Stored items from a collection:
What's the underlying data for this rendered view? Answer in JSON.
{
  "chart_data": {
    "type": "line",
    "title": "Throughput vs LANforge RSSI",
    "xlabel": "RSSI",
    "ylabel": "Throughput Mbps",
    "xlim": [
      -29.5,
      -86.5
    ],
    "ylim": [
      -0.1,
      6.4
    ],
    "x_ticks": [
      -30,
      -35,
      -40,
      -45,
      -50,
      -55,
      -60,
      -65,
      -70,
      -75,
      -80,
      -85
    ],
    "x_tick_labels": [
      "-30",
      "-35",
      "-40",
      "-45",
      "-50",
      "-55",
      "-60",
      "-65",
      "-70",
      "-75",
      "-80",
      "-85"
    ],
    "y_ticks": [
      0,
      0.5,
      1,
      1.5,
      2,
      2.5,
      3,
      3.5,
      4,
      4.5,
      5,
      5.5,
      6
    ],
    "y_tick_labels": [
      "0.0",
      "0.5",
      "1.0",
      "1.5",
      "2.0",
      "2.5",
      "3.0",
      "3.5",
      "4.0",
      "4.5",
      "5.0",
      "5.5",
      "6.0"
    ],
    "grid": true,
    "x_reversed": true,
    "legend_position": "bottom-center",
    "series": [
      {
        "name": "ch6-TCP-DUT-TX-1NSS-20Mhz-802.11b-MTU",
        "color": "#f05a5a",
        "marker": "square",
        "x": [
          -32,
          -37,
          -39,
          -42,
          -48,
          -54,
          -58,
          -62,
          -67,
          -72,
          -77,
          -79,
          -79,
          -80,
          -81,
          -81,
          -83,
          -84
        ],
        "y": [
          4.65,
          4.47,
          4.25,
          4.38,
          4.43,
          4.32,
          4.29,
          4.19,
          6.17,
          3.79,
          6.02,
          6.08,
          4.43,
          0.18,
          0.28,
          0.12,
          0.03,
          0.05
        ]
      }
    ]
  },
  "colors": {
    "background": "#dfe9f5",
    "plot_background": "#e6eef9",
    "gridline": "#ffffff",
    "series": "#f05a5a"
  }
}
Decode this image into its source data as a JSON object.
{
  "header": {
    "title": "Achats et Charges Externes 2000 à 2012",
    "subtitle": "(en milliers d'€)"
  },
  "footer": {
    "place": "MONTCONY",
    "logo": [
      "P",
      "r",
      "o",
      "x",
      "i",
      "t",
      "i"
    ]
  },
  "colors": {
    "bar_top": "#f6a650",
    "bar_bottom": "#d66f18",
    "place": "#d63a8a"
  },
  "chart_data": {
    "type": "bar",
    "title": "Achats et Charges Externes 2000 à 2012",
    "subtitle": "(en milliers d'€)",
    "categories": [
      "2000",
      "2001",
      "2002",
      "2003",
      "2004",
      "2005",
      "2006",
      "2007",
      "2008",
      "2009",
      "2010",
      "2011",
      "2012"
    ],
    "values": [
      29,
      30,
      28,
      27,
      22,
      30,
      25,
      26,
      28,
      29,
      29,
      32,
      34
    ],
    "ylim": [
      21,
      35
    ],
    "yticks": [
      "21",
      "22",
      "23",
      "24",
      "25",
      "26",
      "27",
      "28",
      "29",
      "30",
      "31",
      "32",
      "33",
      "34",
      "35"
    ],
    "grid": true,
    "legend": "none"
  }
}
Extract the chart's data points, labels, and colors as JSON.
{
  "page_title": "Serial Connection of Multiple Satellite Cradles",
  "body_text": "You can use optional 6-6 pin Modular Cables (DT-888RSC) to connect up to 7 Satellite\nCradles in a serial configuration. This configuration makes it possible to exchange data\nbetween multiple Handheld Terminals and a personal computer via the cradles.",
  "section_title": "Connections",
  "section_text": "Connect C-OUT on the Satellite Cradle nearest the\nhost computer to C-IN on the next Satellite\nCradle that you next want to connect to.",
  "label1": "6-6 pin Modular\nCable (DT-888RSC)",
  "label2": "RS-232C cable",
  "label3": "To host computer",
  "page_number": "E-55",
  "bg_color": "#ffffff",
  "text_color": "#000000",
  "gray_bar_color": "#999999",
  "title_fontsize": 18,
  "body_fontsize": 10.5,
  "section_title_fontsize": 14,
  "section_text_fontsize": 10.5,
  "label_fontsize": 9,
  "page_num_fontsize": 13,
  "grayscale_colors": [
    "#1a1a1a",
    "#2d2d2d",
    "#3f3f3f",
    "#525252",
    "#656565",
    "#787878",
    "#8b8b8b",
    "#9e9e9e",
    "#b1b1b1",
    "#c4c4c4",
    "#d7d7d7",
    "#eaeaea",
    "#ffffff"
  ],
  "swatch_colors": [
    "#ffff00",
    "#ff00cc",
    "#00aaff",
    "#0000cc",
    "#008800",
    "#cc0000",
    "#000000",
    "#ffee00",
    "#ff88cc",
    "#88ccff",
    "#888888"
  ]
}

■ THE REQUEST ■
The entries above should be repeated exactly, every one of them.

■ EXERCISE RESPONSE ■
What's the underlying data for this rendered view? Answer in JSON.
{
  "chart_data": {
    "type": "line",
    "title": "Throughput vs LANforge RSSI",
    "xlabel": "RSSI",
    "ylabel": "Throughput Mbps",
    "xlim": [
      -29.5,
      -86.5
    ],
    "ylim": [
      -0.1,
      6.4
    ],
    "x_ticks": [
      -30,
      -35,
      -40,
      -45,
      -50,
      -55,
      -60,
      -65,
      -70,
      -75,
      -80,
      -85
    ],
    "x_tick_labels": [
      "-30",
      "-35",
      "-40",
      "-45",
      "-50",
      "-55",
      "-60",
      "-65",
      "-70",
      "-75",
      "-80",
      "-85"
    ],
    "y_ticks": [
      0,
      0.5,
      1,
      1.5,
      2,
      2.5,
      3,
      3.5,
      4,
      4.5,
      5,
      5.5,
      6
    ],
    "y_tick_labels": [
      "0.0",
      "0.5",
      "1.0",
      "1.5",
      "2.0",
      "2.5",
      "3.0",
      "3.5",
      "4.0",
      "4.5",
      "5.0",
      "5.5",
      "6.0"
    ],
    "grid": true,
    "x_reversed": true,
    "legend_position": "bottom-center",
    "series": [
      {
        "name": "ch6-TCP-DUT-TX-1NSS-20Mhz-802.11b-MTU",
        "color": "#f05a5a",
        "marker": "square",
        "x": [
          -32,
          -37,
          -39,
          -42,
          -48,
          -54,
          -58,
          -62,
          -67,
          -72,
          -77,
          -79,
          -79,
          -80,
          -81,
          -81,
          -83,
          -84
        ],
        "y": [
          4.65,
          4.47,
          4.25,
          4.38,
          4.43,
          4.32,
          4.29,
          4.19,
          6.17,
          3.79,
          6.02,
          6.08,
          4.43,
          0.18,
          0.28,
          0.12,
          0.03,
          0.05
        ]
      }
    ]
  },
  "colors": {
    "background": "#dfe9f5",
    "plot_background": "#e6eef9",
    "gridline": "#ffffff",
    "series": "#f05a5a"
  }
}
Decode this image into its source data as a JSON object.
{
  "header": {
    "title": "Achats et Charges Externes 2000 à 2012",
    "subtitle": "(en milliers d'€)"
  },
  "footer": {
    "place": "MONTCONY",
    "logo": [
      "P",
      "r",
      "o",
      "x",
      "i",
      "t",
      "i"
    ]
  },
  "colors": {
    "bar_top": "#f6a650",
    "bar_bottom": "#d66f18",
    "place": "#d63a8a"
  },
  "chart_data": {
    "type": "bar",
    "title": "Achats et Charges Externes 2000 à 2012",
    "subtitle": "(en milliers d'€)",
    "categories": [
      "2000",
      "2001",
      "2002",
      "2003",
      "2004",
      "2005",
      "2006",
      "2007",
      "2008",
      "2009",
      "2010",
      "2011",
      "2012"
    ],
    "values": [
      29,
      30,
      28,
      27,
      22,
      30,
      25,
      26,
      28,
      29,
      29,
      32,
      34
    ],
    "ylim": [
      21,
      35
    ],
    "yticks": [
      "21",
      "22",
      "23",
      "24",
      "25",
      "26",
      "27",
      "28",
      "29",
      "30",
      "31",
      "32",
      "33",
      "34",
      "35"
    ],
    "grid": true,
    "legend": "none"
  }
}
Extract the chart's data points, labels, and colors as JSON.
{
  "page_title": "Serial Connection of Multiple Satellite Cradles",
  "body_text": "You can use optional 6-6 pin Modular Cables (DT-888RSC) to connect up to 7 Satellite\nCradles in a serial configuration. This configuration makes it possible to exchange data\nbetween multiple Handheld Terminals and a personal computer via the cradles.",
  "section_title": "Connections",
  "section_text": "Connect C-OUT on the Satellite Cradle nearest the\nhost computer to C-IN on the next Satellite\nCradle that you next want to connect to.",
  "label1": "6-6 pin Modular\nCable (DT-888RSC)",
  "label2": "RS-232C cable",
  "label3": "To host computer",
  "page_number": "E-55",
  "bg_color": "#ffffff",
  "text_color": "#000000",
  "gray_bar_color": "#999999",
  "title_fontsize": 18,
  "body_fontsize": 10.5,
  "section_title_fontsize": 14,
  "section_text_fontsize": 10.5,
  "label_fontsize": 9,
  "page_num_fontsize": 13,
  "grayscale_colors": [
    "#1a1a1a",
    "#2d2d2d",
    "#3f3f3f",
    "#525252",
    "#656565",
    "#787878",
    "#8b8b8b",
    "#9e9e9e",
    "#b1b1b1",
    "#c4c4c4",
    "#d7d7d7",
    "#eaeaea",
    "#ffffff"
  ],
  "swatch_colors": [
    "#ffff00",
    "#ff00cc",
    "#00aaff",
    "#0000cc",
    "#008800",
    "#cc0000",
    "#000000",
    "#ffee00",
    "#ff88cc",
    "#88ccff",
    "#888888"
  ]
}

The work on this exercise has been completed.